[Records from a data source]

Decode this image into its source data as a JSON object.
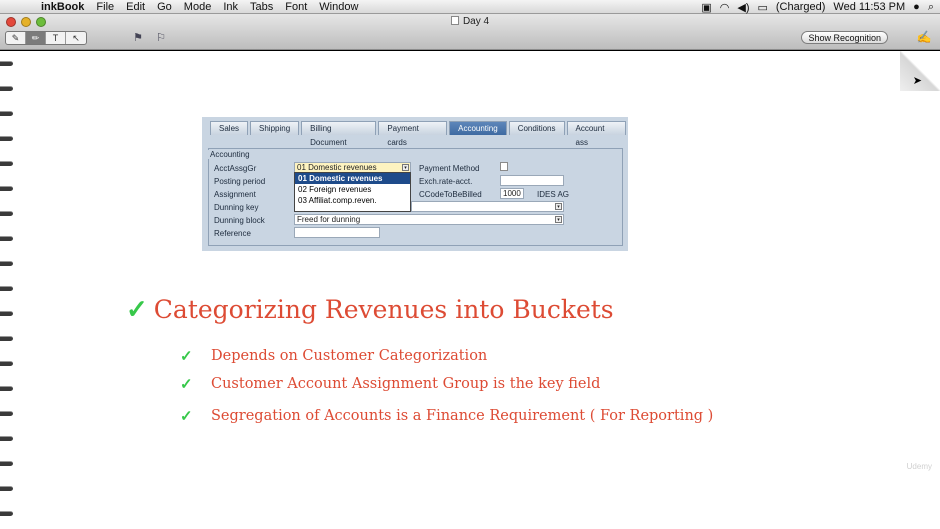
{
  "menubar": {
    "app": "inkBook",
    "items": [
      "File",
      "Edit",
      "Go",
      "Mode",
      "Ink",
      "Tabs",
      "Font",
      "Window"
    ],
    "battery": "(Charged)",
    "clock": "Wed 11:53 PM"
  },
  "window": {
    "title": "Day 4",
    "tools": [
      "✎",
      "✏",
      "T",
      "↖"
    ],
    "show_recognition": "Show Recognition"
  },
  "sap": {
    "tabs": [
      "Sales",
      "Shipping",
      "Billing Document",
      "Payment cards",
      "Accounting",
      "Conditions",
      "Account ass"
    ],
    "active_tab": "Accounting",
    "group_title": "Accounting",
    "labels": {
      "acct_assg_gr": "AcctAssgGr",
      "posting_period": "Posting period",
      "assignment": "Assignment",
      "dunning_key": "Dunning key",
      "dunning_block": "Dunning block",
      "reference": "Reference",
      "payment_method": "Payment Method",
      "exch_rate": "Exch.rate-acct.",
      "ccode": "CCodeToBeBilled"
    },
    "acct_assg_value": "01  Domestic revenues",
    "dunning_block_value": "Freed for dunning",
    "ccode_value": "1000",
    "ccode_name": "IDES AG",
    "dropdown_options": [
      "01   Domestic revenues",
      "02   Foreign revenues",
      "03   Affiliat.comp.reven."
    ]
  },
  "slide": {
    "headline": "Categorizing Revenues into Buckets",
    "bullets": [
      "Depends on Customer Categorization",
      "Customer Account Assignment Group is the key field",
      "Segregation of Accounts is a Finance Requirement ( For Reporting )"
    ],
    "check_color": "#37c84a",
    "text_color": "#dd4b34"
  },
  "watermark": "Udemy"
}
---
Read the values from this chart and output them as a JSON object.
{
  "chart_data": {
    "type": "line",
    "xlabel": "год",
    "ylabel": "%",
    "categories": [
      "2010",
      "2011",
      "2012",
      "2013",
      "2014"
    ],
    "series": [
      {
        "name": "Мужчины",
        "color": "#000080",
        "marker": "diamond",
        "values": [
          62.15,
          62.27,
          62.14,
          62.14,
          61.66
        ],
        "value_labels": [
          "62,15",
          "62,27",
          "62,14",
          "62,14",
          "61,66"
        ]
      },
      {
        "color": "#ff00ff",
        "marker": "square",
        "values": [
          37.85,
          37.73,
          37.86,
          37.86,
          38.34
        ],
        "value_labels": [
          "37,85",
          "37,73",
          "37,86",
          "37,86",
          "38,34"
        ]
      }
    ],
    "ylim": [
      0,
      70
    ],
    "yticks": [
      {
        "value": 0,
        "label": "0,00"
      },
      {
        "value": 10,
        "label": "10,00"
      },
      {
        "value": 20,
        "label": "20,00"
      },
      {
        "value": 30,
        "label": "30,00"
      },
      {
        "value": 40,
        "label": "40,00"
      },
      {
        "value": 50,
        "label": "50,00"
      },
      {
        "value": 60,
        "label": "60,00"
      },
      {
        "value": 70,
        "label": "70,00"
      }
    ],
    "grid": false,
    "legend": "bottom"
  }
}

§ **DIRECTION**
Exactly how many lines of the listing above contain the string "Customer"? Give no more than the number.

§ **FINAL ANSWER**
2